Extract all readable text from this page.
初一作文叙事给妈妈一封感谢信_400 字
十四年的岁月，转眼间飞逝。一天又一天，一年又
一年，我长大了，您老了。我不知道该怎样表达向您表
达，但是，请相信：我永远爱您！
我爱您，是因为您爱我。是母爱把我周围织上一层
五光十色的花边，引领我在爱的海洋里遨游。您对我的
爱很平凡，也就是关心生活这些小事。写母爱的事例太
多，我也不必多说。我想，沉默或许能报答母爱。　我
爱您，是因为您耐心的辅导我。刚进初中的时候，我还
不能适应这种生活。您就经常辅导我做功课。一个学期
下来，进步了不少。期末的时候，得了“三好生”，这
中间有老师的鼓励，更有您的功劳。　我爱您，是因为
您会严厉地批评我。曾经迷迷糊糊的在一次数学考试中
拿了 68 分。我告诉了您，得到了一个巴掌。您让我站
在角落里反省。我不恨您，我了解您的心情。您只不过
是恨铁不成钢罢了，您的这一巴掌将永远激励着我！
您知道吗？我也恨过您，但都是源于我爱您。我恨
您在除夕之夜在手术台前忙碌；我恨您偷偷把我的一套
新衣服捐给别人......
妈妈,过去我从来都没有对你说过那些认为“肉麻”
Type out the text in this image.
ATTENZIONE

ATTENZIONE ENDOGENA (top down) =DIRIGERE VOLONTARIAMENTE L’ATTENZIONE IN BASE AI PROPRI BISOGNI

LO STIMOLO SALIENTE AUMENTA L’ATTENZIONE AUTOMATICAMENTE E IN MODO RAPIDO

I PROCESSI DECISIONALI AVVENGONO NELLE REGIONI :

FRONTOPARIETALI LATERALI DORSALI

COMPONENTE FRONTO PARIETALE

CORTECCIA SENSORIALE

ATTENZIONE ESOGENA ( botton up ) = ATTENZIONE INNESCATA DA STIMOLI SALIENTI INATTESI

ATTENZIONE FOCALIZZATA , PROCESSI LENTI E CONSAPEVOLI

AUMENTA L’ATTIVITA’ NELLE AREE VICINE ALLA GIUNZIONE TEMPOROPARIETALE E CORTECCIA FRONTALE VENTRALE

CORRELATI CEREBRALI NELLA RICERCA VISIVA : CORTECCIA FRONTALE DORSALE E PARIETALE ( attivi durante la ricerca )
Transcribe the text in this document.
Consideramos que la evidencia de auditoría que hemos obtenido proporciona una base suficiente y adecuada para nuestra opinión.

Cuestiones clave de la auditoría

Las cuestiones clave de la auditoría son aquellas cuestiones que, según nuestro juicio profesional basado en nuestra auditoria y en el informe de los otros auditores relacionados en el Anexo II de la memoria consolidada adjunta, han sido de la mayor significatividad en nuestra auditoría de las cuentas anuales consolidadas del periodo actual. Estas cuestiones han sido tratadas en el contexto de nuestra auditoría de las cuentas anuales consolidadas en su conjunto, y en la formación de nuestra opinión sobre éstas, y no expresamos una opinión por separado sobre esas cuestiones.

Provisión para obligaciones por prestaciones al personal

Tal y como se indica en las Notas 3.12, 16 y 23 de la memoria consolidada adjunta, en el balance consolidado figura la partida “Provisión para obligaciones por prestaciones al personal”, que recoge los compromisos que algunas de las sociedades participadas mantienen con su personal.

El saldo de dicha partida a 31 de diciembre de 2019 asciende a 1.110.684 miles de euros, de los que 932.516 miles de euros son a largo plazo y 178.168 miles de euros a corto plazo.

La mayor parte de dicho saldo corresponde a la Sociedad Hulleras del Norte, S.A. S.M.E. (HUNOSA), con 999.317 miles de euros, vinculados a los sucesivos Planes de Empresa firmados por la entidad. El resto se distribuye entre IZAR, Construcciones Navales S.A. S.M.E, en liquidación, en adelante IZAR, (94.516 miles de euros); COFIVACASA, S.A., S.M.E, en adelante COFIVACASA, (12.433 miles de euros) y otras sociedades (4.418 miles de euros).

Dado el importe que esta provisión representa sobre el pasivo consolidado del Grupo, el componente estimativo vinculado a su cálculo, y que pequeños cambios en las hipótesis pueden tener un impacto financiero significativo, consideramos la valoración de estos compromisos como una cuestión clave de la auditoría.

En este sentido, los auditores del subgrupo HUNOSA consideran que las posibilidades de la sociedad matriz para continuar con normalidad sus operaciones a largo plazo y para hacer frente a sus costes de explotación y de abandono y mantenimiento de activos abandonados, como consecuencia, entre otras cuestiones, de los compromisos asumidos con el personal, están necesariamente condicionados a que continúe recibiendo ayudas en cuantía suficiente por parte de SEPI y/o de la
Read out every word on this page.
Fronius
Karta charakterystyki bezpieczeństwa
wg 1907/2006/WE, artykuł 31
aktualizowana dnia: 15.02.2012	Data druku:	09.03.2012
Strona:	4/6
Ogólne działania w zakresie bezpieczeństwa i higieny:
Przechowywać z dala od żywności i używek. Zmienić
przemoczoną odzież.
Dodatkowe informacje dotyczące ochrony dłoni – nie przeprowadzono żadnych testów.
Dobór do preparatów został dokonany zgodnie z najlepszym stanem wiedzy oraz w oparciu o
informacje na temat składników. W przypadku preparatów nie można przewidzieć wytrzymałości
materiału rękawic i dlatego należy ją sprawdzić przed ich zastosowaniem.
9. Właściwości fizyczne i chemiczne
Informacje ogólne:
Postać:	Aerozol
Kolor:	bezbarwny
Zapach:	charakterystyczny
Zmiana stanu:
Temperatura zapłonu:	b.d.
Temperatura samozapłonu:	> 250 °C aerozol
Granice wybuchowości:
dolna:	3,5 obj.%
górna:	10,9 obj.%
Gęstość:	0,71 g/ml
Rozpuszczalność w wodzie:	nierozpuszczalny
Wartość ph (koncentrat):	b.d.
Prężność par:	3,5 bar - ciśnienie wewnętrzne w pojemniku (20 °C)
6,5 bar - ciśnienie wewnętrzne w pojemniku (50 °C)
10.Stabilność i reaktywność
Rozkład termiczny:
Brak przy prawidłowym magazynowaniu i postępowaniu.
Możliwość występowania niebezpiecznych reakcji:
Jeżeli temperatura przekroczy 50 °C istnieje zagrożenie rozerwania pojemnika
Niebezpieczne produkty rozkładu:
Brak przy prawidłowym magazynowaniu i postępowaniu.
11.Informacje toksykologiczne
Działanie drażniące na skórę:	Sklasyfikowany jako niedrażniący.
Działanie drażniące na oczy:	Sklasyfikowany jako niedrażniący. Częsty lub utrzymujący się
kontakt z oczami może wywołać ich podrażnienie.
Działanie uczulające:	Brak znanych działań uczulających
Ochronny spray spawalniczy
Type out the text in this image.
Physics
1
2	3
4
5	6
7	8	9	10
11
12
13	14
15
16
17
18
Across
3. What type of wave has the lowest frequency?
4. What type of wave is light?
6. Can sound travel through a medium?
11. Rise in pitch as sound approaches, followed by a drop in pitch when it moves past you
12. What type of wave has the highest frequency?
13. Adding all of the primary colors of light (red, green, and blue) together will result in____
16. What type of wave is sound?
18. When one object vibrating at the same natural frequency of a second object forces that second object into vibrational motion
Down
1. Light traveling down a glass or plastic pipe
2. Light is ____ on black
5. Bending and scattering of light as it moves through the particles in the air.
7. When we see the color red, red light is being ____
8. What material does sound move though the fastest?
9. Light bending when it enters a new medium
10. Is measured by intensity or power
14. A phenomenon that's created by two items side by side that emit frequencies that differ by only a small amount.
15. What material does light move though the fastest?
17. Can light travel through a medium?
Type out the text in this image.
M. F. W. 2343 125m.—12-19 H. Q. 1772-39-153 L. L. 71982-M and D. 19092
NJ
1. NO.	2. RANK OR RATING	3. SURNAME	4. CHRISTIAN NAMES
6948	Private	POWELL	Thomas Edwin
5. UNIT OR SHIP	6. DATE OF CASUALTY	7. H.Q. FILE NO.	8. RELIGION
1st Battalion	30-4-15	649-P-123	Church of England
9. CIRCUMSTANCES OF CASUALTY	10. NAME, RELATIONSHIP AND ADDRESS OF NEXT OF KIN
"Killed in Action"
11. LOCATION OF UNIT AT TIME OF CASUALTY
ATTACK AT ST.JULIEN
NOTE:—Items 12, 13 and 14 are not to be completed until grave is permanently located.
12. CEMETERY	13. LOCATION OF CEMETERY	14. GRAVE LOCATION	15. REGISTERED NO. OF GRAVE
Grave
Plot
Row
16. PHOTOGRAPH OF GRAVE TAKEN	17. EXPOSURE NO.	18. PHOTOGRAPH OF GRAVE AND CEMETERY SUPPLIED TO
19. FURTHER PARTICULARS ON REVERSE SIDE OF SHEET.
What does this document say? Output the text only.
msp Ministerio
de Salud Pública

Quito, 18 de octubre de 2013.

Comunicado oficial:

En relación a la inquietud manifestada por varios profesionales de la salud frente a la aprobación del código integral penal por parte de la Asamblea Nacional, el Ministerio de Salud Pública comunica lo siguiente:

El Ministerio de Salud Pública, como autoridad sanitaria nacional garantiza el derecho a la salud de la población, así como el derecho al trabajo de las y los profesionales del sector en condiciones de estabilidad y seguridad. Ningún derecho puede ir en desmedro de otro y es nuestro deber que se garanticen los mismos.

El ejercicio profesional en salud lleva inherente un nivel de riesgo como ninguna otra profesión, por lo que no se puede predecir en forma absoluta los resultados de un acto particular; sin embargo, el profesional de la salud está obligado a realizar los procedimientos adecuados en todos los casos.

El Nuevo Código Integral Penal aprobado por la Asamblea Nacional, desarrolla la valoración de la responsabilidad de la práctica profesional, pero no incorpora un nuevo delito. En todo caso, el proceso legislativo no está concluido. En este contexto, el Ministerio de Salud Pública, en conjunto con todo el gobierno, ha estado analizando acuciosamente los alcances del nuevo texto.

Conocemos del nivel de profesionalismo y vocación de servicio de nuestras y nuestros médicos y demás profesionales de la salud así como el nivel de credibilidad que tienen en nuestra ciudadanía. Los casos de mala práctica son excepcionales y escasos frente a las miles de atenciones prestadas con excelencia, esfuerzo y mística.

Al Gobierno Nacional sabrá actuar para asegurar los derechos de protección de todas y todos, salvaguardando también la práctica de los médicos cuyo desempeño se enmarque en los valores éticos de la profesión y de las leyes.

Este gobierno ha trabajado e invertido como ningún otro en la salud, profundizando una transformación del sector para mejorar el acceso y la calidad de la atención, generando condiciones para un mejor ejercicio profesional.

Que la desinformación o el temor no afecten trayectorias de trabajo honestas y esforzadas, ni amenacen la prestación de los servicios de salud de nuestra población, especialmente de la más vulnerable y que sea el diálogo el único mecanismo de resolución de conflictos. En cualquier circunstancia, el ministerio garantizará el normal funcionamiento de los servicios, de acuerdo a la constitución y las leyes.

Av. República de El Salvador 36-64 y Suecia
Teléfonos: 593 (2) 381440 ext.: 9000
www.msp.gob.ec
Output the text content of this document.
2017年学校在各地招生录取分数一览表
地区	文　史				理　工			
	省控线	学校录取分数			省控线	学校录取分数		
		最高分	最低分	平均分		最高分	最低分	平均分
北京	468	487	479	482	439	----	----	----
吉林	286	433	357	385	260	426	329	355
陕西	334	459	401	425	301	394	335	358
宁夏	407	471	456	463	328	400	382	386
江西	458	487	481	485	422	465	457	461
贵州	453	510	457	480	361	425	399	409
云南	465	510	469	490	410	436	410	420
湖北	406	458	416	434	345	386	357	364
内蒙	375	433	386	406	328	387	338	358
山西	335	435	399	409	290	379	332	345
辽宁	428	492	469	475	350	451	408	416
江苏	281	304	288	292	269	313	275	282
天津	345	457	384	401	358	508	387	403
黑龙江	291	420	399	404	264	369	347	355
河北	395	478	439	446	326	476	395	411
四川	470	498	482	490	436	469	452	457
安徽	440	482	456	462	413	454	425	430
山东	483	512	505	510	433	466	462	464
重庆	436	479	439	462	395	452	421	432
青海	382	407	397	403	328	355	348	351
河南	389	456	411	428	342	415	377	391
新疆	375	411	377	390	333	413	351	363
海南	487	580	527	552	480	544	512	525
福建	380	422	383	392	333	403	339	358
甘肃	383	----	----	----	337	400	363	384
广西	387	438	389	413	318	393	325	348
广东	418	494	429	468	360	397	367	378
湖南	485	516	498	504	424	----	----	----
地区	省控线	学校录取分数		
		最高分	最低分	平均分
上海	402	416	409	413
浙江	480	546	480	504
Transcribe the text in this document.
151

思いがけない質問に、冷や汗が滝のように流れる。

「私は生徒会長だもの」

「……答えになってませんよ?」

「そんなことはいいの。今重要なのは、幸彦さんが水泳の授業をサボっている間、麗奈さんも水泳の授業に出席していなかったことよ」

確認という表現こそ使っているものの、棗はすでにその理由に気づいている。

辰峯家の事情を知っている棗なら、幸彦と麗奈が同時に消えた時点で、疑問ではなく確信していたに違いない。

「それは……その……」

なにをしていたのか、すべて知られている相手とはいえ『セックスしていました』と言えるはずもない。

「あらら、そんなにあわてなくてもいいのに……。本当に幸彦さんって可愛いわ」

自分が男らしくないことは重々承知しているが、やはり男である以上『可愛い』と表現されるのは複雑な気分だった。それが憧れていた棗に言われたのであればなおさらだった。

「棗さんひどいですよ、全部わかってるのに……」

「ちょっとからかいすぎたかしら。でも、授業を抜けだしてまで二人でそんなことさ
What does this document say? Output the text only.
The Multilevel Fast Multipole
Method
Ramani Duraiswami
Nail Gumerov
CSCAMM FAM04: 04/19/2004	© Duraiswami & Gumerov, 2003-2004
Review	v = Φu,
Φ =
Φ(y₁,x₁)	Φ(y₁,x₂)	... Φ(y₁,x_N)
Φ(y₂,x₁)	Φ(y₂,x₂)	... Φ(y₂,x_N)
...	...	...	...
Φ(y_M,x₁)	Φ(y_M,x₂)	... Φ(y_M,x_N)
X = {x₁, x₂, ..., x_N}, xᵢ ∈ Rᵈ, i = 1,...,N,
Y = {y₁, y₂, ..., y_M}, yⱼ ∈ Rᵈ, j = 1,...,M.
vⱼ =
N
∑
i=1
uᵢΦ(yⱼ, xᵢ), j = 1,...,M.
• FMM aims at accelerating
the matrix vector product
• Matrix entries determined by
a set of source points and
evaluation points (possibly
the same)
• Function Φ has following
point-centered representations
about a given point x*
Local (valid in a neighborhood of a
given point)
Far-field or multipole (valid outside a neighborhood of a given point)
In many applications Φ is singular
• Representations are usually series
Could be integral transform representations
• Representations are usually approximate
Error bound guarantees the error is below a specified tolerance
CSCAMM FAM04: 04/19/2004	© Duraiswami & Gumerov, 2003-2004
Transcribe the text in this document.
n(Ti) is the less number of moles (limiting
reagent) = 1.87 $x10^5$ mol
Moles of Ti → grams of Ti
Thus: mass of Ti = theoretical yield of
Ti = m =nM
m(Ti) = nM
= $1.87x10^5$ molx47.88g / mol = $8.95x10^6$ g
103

[Task directions]: Where a line holds "Sklasyfikowany", copy that line.

[Task response]:
Działanie drażniące na skórę:	Sklasyfikowany jako niedrażniący.
Działanie drażniące na oczy:	Sklasyfikowany jako niedrażniący. Częsty lub utrzymujący się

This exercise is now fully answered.